Objective ▸
Omit every picture, then give all the entries again exactly.

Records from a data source
· · ·

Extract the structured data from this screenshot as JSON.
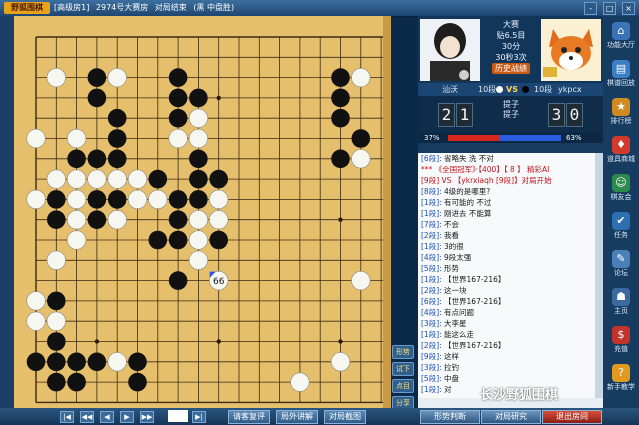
{
  "titlebar": {
    "logo": "野狐围棋",
    "breadcrumbs": [
      "[高级房1]",
      "2974号大赛房",
      "对局结束",
      "(黑 中盘胜)"
    ],
    "window_buttons": [
      "-",
      "□",
      "×"
    ]
  },
  "players": {
    "info_title": "大赛",
    "info_rules": "贴6.5目",
    "info_time": "30分",
    "info_byoyomi": "30秒3次",
    "info_badge": "历史战绩",
    "left_name": "汕沃",
    "left_rank": "10段",
    "vs": "VS",
    "right_rank": "10段",
    "right_name": "ykpcx"
  },
  "score": {
    "left_digits": [
      "2",
      "1"
    ],
    "right_digits": [
      "3",
      "0"
    ],
    "mid_top": "提子",
    "mid_bottom": "提子",
    "left_pct": "37%",
    "right_pct": "63%"
  },
  "board": {
    "labeled_stone": "66"
  },
  "board_tools": [
    "形势",
    "试下",
    "点目",
    "分享"
  ],
  "chat": [
    {
      "u": "[6段]:",
      "t": " 省略失 洗 不对"
    },
    {
      "r": "*** 《全国冠军》·【400】【 8 】 精彩AI"
    },
    {
      "r": "[9段] VS 【ykrxiaqh [9段]】对局开始"
    },
    {
      "u": "[8段]:",
      "t": " 4级的是哪里?"
    },
    {
      "u": "[1段]:",
      "t": " 有可能的 不过"
    },
    {
      "u": "[1段]:",
      "t": " 刚进去 不能算"
    },
    {
      "u": "[7段]:",
      "t": " 不会"
    },
    {
      "u": "[2段]:",
      "t": " 我看"
    },
    {
      "u": "[1段]:",
      "t": " 3的很"
    },
    {
      "u": "[4段]:",
      "t": " 9段太强"
    },
    {
      "u": "[5段]:",
      "t": " 形势"
    },
    {
      "u": "[1段]:",
      "t": " 【世界167-216】"
    },
    {
      "u": "[2段]:",
      "t": " 这一块"
    },
    {
      "u": "[6段]:",
      "t": " 【世界167-216】"
    },
    {
      "u": "[4段]:",
      "t": " 有点问题"
    },
    {
      "u": "[3段]:",
      "t": " 大李星"
    },
    {
      "u": "[1段]:",
      "t": " 能这么走"
    },
    {
      "u": "[2段]:",
      "t": " 【世界167-216】"
    },
    {
      "u": "[9段]:",
      "t": " 这样"
    },
    {
      "u": "[3段]:",
      "t": " 拉钓"
    },
    {
      "u": "[5段]:",
      "t": " 中盘"
    },
    {
      "u": "[1段]:",
      "t": " 对"
    }
  ],
  "bottom": {
    "move_number": "",
    "buttons": [
      "请客复评",
      "局外讲解",
      "对局截图"
    ]
  },
  "tabs": [
    "形势判断",
    "对局研究",
    "退出房间"
  ],
  "sidebar": [
    {
      "label": "功能大厅",
      "icon": "home-icon",
      "color": "#3a73b6"
    },
    {
      "label": "棋谱回放",
      "icon": "record-icon",
      "color": "#3c7ec4"
    },
    {
      "label": "排行榜",
      "icon": "trophy-icon",
      "color": "#d08a1f"
    },
    {
      "label": "道具商城",
      "icon": "shop-icon",
      "color": "#d23a2c"
    },
    {
      "label": "棋友会",
      "icon": "people-icon",
      "color": "#2e8a4c"
    },
    {
      "label": "任务",
      "icon": "task-icon",
      "color": "#2d6fb0"
    },
    {
      "label": "论坛",
      "icon": "forum-icon",
      "color": "#4a7fb7"
    },
    {
      "label": "主页",
      "icon": "profile-icon",
      "color": "#3a6aa0"
    },
    {
      "label": "充值",
      "icon": "coin-icon",
      "color": "#c2332b"
    },
    {
      "label": "新手教学",
      "icon": "teach-icon",
      "color": "#e09a1f"
    }
  ],
  "watermark": "长沙野狐围棋"
}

· · ·

Problem solution ▸
Extract the structured data from this screenshot as JSON.
{
  "titlebar": {
    "logo": "野狐围棋",
    "breadcrumbs": [
      "[高级房1]",
      "2974号大赛房",
      "对局结束",
      "(黑 中盘胜)"
    ],
    "window_buttons": [
      "-",
      "□",
      "×"
    ]
  },
  "players": {
    "info_title": "大赛",
    "info_rules": "贴6.5目",
    "info_time": "30分",
    "info_byoyomi": "30秒3次",
    "info_badge": "历史战绩",
    "left_name": "汕沃",
    "left_rank": "10段",
    "vs": "VS",
    "right_rank": "10段",
    "right_name": "ykpcx"
  },
  "score": {
    "left_digits": [
      "2",
      "1"
    ],
    "right_digits": [
      "3",
      "0"
    ],
    "mid_top": "提子",
    "mid_bottom": "提子",
    "left_pct": "37%",
    "right_pct": "63%"
  },
  "board": {
    "labeled_stone": "66"
  },
  "board_tools": [
    "形势",
    "试下",
    "点目",
    "分享"
  ],
  "chat": [
    {
      "u": "[6段]:",
      "t": " 省略失 洗 不对"
    },
    {
      "r": "*** 《全国冠军》·【400】【 8 】 精彩AI"
    },
    {
      "r": "[9段] VS 【ykrxiaqh [9段]】对局开始"
    },
    {
      "u": "[8段]:",
      "t": " 4级的是哪里?"
    },
    {
      "u": "[1段]:",
      "t": " 有可能的 不过"
    },
    {
      "u": "[1段]:",
      "t": " 刚进去 不能算"
    },
    {
      "u": "[7段]:",
      "t": " 不会"
    },
    {
      "u": "[2段]:",
      "t": " 我看"
    },
    {
      "u": "[1段]:",
      "t": " 3的很"
    },
    {
      "u": "[4段]:",
      "t": " 9段太强"
    },
    {
      "u": "[5段]:",
      "t": " 形势"
    },
    {
      "u": "[1段]:",
      "t": " 【世界167-216】"
    },
    {
      "u": "[2段]:",
      "t": " 这一块"
    },
    {
      "u": "[6段]:",
      "t": " 【世界167-216】"
    },
    {
      "u": "[4段]:",
      "t": " 有点问题"
    },
    {
      "u": "[3段]:",
      "t": " 大李星"
    },
    {
      "u": "[1段]:",
      "t": " 能这么走"
    },
    {
      "u": "[2段]:",
      "t": " 【世界167-216】"
    },
    {
      "u": "[9段]:",
      "t": " 这样"
    },
    {
      "u": "[3段]:",
      "t": " 拉钓"
    },
    {
      "u": "[5段]:",
      "t": " 中盘"
    },
    {
      "u": "[1段]:",
      "t": " 对"
    }
  ],
  "bottom": {
    "move_number": "",
    "buttons": [
      "请客复评",
      "局外讲解",
      "对局截图"
    ]
  },
  "tabs": [
    "形势判断",
    "对局研究",
    "退出房间"
  ],
  "sidebar": [
    {
      "label": "功能大厅",
      "icon": "home-icon",
      "color": "#3a73b6"
    },
    {
      "label": "棋谱回放",
      "icon": "record-icon",
      "color": "#3c7ec4"
    },
    {
      "label": "排行榜",
      "icon": "trophy-icon",
      "color": "#d08a1f"
    },
    {
      "label": "道具商城",
      "icon": "shop-icon",
      "color": "#d23a2c"
    },
    {
      "label": "棋友会",
      "icon": "people-icon",
      "color": "#2e8a4c"
    },
    {
      "label": "任务",
      "icon": "task-icon",
      "color": "#2d6fb0"
    },
    {
      "label": "论坛",
      "icon": "forum-icon",
      "color": "#4a7fb7"
    },
    {
      "label": "主页",
      "icon": "profile-icon",
      "color": "#3a6aa0"
    },
    {
      "label": "充值",
      "icon": "coin-icon",
      "color": "#c2332b"
    },
    {
      "label": "新手教学",
      "icon": "teach-icon",
      "color": "#e09a1f"
    }
  ],
  "watermark": "长沙野狐围棋"
}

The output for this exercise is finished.